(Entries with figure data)
================

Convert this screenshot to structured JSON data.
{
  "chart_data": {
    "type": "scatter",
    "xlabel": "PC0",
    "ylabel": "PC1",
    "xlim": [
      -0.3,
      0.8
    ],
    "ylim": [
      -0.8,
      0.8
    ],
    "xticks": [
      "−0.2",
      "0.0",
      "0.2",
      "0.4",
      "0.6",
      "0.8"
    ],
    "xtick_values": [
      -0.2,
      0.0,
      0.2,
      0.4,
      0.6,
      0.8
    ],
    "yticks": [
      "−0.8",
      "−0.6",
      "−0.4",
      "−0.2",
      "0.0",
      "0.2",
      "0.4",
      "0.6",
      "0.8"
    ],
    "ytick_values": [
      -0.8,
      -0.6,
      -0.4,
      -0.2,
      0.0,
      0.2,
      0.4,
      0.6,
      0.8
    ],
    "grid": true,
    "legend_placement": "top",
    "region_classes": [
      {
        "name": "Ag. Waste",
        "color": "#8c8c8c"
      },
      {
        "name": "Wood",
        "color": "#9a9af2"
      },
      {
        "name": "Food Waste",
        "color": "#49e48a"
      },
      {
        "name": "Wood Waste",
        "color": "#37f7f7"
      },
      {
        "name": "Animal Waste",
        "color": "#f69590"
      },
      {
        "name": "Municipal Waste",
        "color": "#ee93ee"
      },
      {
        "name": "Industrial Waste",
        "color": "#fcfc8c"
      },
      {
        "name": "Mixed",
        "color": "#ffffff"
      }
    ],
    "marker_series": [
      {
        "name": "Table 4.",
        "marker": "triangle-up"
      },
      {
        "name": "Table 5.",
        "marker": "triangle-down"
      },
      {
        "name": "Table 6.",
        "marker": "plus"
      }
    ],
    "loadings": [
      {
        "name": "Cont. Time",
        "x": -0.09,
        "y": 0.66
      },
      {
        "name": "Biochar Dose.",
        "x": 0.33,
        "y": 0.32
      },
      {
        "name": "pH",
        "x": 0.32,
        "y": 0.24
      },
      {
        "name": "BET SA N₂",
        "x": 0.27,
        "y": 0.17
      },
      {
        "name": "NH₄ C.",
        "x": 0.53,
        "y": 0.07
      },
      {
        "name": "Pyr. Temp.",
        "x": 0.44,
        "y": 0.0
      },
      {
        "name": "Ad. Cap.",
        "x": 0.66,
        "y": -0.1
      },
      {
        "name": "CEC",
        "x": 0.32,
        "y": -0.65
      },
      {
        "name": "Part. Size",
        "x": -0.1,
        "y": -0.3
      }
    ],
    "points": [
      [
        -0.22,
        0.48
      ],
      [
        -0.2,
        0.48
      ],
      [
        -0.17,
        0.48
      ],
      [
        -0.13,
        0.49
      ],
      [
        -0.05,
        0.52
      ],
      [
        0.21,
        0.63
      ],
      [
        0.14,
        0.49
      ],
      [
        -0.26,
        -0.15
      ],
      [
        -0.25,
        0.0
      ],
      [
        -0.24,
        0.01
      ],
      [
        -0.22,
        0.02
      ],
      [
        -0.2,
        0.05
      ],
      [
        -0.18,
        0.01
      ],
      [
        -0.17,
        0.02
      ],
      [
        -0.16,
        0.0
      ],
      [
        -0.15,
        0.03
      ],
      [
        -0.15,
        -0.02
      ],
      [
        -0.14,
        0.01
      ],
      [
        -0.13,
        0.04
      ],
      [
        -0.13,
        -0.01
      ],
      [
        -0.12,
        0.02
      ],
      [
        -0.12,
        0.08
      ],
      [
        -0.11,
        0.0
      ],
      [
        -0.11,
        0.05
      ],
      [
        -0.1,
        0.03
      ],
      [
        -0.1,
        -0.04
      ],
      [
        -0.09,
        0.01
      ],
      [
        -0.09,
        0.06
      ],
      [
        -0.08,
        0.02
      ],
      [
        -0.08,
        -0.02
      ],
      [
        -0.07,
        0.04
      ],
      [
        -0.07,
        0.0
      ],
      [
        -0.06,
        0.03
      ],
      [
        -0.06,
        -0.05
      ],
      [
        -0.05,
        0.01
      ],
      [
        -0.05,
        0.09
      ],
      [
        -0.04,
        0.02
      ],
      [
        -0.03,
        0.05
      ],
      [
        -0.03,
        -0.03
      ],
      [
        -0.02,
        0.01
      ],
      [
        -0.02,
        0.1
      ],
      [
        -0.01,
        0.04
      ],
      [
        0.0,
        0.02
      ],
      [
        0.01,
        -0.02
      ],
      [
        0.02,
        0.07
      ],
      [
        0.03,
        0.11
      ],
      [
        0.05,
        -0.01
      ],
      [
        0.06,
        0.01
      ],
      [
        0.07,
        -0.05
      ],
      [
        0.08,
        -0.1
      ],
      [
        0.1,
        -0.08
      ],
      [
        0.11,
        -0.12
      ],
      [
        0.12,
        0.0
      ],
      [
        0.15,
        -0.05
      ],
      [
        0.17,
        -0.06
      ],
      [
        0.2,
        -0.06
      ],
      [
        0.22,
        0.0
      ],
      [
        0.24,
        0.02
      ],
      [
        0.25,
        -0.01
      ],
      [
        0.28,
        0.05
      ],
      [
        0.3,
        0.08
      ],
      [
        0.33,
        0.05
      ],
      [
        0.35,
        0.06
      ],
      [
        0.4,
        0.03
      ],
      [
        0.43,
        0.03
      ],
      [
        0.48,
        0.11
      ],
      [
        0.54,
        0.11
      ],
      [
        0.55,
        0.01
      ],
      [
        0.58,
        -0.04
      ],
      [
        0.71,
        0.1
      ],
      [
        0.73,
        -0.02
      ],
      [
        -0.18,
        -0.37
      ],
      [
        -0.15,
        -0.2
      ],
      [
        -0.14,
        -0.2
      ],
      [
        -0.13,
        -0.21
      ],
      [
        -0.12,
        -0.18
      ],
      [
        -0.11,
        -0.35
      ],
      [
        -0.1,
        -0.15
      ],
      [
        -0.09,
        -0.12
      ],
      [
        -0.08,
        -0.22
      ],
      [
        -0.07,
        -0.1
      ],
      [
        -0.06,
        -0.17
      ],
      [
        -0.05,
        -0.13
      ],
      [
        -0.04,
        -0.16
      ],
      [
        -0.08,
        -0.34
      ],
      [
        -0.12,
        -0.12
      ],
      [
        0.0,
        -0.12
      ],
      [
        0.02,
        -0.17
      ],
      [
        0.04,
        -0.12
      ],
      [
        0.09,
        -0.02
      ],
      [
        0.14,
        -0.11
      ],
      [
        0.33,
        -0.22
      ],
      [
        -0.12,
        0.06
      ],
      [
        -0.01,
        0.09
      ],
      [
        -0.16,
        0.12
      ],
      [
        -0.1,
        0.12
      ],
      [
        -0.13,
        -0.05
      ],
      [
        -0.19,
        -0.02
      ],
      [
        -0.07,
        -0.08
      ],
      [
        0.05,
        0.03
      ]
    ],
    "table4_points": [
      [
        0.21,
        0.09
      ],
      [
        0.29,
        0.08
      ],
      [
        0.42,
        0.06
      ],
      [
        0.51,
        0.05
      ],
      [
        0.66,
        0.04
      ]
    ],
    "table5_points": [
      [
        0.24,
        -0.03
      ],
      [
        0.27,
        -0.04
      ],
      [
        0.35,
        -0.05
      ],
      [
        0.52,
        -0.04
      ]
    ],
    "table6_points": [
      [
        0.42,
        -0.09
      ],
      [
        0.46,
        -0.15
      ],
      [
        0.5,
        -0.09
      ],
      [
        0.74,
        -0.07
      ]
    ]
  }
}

================

• Directions for this task: Copy out the data shown above without altering anything.

• Finished task:
Convert this screenshot to structured JSON data.
{
  "chart_data": {
    "type": "scatter",
    "xlabel": "PC0",
    "ylabel": "PC1",
    "xlim": [
      -0.3,
      0.8
    ],
    "ylim": [
      -0.8,
      0.8
    ],
    "xticks": [
      "−0.2",
      "0.0",
      "0.2",
      "0.4",
      "0.6",
      "0.8"
    ],
    "xtick_values": [
      -0.2,
      0.0,
      0.2,
      0.4,
      0.6,
      0.8
    ],
    "yticks": [
      "−0.8",
      "−0.6",
      "−0.4",
      "−0.2",
      "0.0",
      "0.2",
      "0.4",
      "0.6",
      "0.8"
    ],
    "ytick_values": [
      -0.8,
      -0.6,
      -0.4,
      -0.2,
      0.0,
      0.2,
      0.4,
      0.6,
      0.8
    ],
    "grid": true,
    "legend_placement": "top",
    "region_classes": [
      {
        "name": "Ag. Waste",
        "color": "#8c8c8c"
      },
      {
        "name": "Wood",
        "color": "#9a9af2"
      },
      {
        "name": "Food Waste",
        "color": "#49e48a"
      },
      {
        "name": "Wood Waste",
        "color": "#37f7f7"
      },
      {
        "name": "Animal Waste",
        "color": "#f69590"
      },
      {
        "name": "Municipal Waste",
        "color": "#ee93ee"
      },
      {
        "name": "Industrial Waste",
        "color": "#fcfc8c"
      },
      {
        "name": "Mixed",
        "color": "#ffffff"
      }
    ],
    "marker_series": [
      {
        "name": "Table 4.",
        "marker": "triangle-up"
      },
      {
        "name": "Table 5.",
        "marker": "triangle-down"
      },
      {
        "name": "Table 6.",
        "marker": "plus"
      }
    ],
    "loadings": [
      {
        "name": "Cont. Time",
        "x": -0.09,
        "y": 0.66
      },
      {
        "name": "Biochar Dose.",
        "x": 0.33,
        "y": 0.32
      },
      {
        "name": "pH",
        "x": 0.32,
        "y": 0.24
      },
      {
        "name": "BET SA N₂",
        "x": 0.27,
        "y": 0.17
      },
      {
        "name": "NH₄ C.",
        "x": 0.53,
        "y": 0.07
      },
      {
        "name": "Pyr. Temp.",
        "x": 0.44,
        "y": 0.0
      },
      {
        "name": "Ad. Cap.",
        "x": 0.66,
        "y": -0.1
      },
      {
        "name": "CEC",
        "x": 0.32,
        "y": -0.65
      },
      {
        "name": "Part. Size",
        "x": -0.1,
        "y": -0.3
      }
    ],
    "points": [
      [
        -0.22,
        0.48
      ],
      [
        -0.2,
        0.48
      ],
      [
        -0.17,
        0.48
      ],
      [
        -0.13,
        0.49
      ],
      [
        -0.05,
        0.52
      ],
      [
        0.21,
        0.63
      ],
      [
        0.14,
        0.49
      ],
      [
        -0.26,
        -0.15
      ],
      [
        -0.25,
        0.0
      ],
      [
        -0.24,
        0.01
      ],
      [
        -0.22,
        0.02
      ],
      [
        -0.2,
        0.05
      ],
      [
        -0.18,
        0.01
      ],
      [
        -0.17,
        0.02
      ],
      [
        -0.16,
        0.0
      ],
      [
        -0.15,
        0.03
      ],
      [
        -0.15,
        -0.02
      ],
      [
        -0.14,
        0.01
      ],
      [
        -0.13,
        0.04
      ],
      [
        -0.13,
        -0.01
      ],
      [
        -0.12,
        0.02
      ],
      [
        -0.12,
        0.08
      ],
      [
        -0.11,
        0.0
      ],
      [
        -0.11,
        0.05
      ],
      [
        -0.1,
        0.03
      ],
      [
        -0.1,
        -0.04
      ],
      [
        -0.09,
        0.01
      ],
      [
        -0.09,
        0.06
      ],
      [
        -0.08,
        0.02
      ],
      [
        -0.08,
        -0.02
      ],
      [
        -0.07,
        0.04
      ],
      [
        -0.07,
        0.0
      ],
      [
        -0.06,
        0.03
      ],
      [
        -0.06,
        -0.05
      ],
      [
        -0.05,
        0.01
      ],
      [
        -0.05,
        0.09
      ],
      [
        -0.04,
        0.02
      ],
      [
        -0.03,
        0.05
      ],
      [
        -0.03,
        -0.03
      ],
      [
        -0.02,
        0.01
      ],
      [
        -0.02,
        0.1
      ],
      [
        -0.01,
        0.04
      ],
      [
        0.0,
        0.02
      ],
      [
        0.01,
        -0.02
      ],
      [
        0.02,
        0.07
      ],
      [
        0.03,
        0.11
      ],
      [
        0.05,
        -0.01
      ],
      [
        0.06,
        0.01
      ],
      [
        0.07,
        -0.05
      ],
      [
        0.08,
        -0.1
      ],
      [
        0.1,
        -0.08
      ],
      [
        0.11,
        -0.12
      ],
      [
        0.12,
        0.0
      ],
      [
        0.15,
        -0.05
      ],
      [
        0.17,
        -0.06
      ],
      [
        0.2,
        -0.06
      ],
      [
        0.22,
        0.0
      ],
      [
        0.24,
        0.02
      ],
      [
        0.25,
        -0.01
      ],
      [
        0.28,
        0.05
      ],
      [
        0.3,
        0.08
      ],
      [
        0.33,
        0.05
      ],
      [
        0.35,
        0.06
      ],
      [
        0.4,
        0.03
      ],
      [
        0.43,
        0.03
      ],
      [
        0.48,
        0.11
      ],
      [
        0.54,
        0.11
      ],
      [
        0.55,
        0.01
      ],
      [
        0.58,
        -0.04
      ],
      [
        0.71,
        0.1
      ],
      [
        0.73,
        -0.02
      ],
      [
        -0.18,
        -0.37
      ],
      [
        -0.15,
        -0.2
      ],
      [
        -0.14,
        -0.2
      ],
      [
        -0.13,
        -0.21
      ],
      [
        -0.12,
        -0.18
      ],
      [
        -0.11,
        -0.35
      ],
      [
        -0.1,
        -0.15
      ],
      [
        -0.09,
        -0.12
      ],
      [
        -0.08,
        -0.22
      ],
      [
        -0.07,
        -0.1
      ],
      [
        -0.06,
        -0.17
      ],
      [
        -0.05,
        -0.13
      ],
      [
        -0.04,
        -0.16
      ],
      [
        -0.08,
        -0.34
      ],
      [
        -0.12,
        -0.12
      ],
      [
        0.0,
        -0.12
      ],
      [
        0.02,
        -0.17
      ],
      [
        0.04,
        -0.12
      ],
      [
        0.09,
        -0.02
      ],
      [
        0.14,
        -0.11
      ],
      [
        0.33,
        -0.22
      ],
      [
        -0.12,
        0.06
      ],
      [
        -0.01,
        0.09
      ],
      [
        -0.16,
        0.12
      ],
      [
        -0.1,
        0.12
      ],
      [
        -0.13,
        -0.05
      ],
      [
        -0.19,
        -0.02
      ],
      [
        -0.07,
        -0.08
      ],
      [
        0.05,
        0.03
      ]
    ],
    "table4_points": [
      [
        0.21,
        0.09
      ],
      [
        0.29,
        0.08
      ],
      [
        0.42,
        0.06
      ],
      [
        0.51,
        0.05
      ],
      [
        0.66,
        0.04
      ]
    ],
    "table5_points": [
      [
        0.24,
        -0.03
      ],
      [
        0.27,
        -0.04
      ],
      [
        0.35,
        -0.05
      ],
      [
        0.52,
        -0.04
      ]
    ],
    "table6_points": [
      [
        0.42,
        -0.09
      ],
      [
        0.46,
        -0.15
      ],
      [
        0.5,
        -0.09
      ],
      [
        0.74,
        -0.07
      ]
    ]
  }
}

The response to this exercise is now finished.